• [DATA ENTRIES]
- - -
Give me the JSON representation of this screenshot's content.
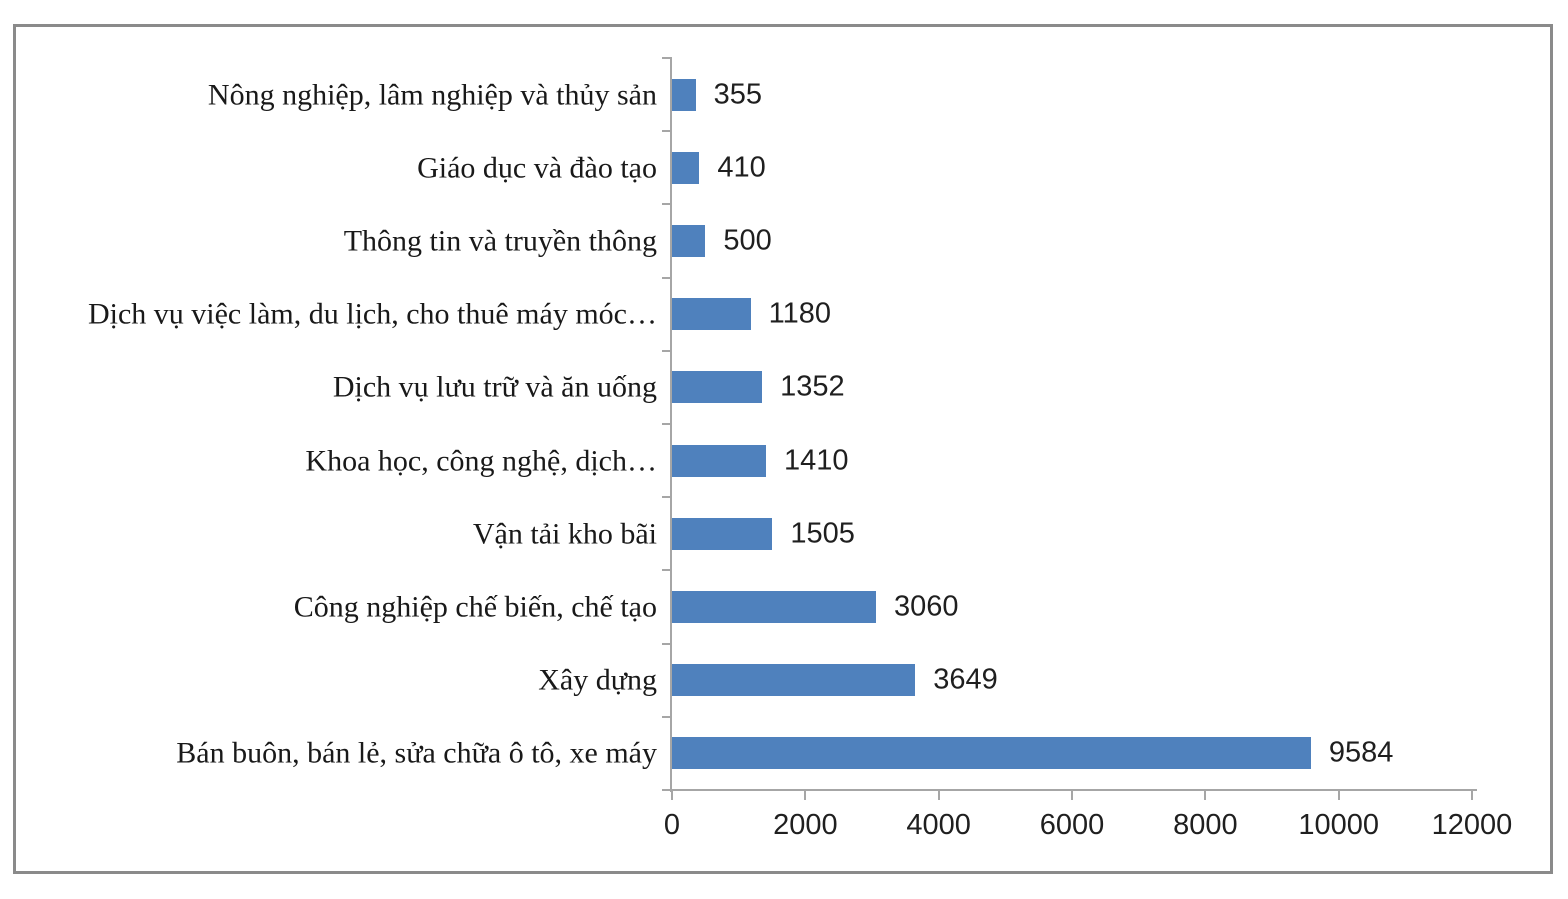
{
  "chart_data": {
    "type": "bar",
    "orientation": "horizontal",
    "title": "",
    "xlabel": "",
    "ylabel": "",
    "categories": [
      "Nông nghiệp, lâm nghiệp và thủy sản",
      "Giáo dục và đào tạo",
      "Thông tin và truyền thông",
      "Dịch vụ việc làm, du lịch, cho thuê máy móc…",
      "Dịch vụ lưu trữ và ăn uống",
      "Khoa học, công nghệ, dịch…",
      "Vận tải kho bãi",
      "Công nghiệp chế biến, chế tạo",
      "Xây dựng",
      "Bán buôn, bán lẻ, sửa chữa ô tô, xe máy"
    ],
    "values": [
      355,
      410,
      500,
      1180,
      1352,
      1410,
      1505,
      3060,
      3649,
      9584
    ],
    "data_labels": [
      "355",
      "410",
      "500",
      "1180",
      "1352",
      "1410",
      "1505",
      "3060",
      "3649",
      "9584"
    ],
    "xlim": [
      0,
      12000
    ],
    "xtick_values": [
      0,
      2000,
      4000,
      6000,
      8000,
      10000,
      12000
    ],
    "xtick_labels": [
      "0",
      "2000",
      "4000",
      "6000",
      "8000",
      "10000",
      "12000"
    ],
    "grid": false,
    "legend": "none",
    "colors": {
      "bar": "#4F81BD",
      "axis": "#a6a6a6",
      "text": "#191919",
      "value_text": "#1f1f1f",
      "frame_border": "#8a8a8a",
      "background": "#ffffff"
    }
  }
}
- - -
• [WHAT TO PRODUCE]
Give the number of lines in the entries above that include the string "nghiệp". No other output is expected.

• [THE OUTPUT]
2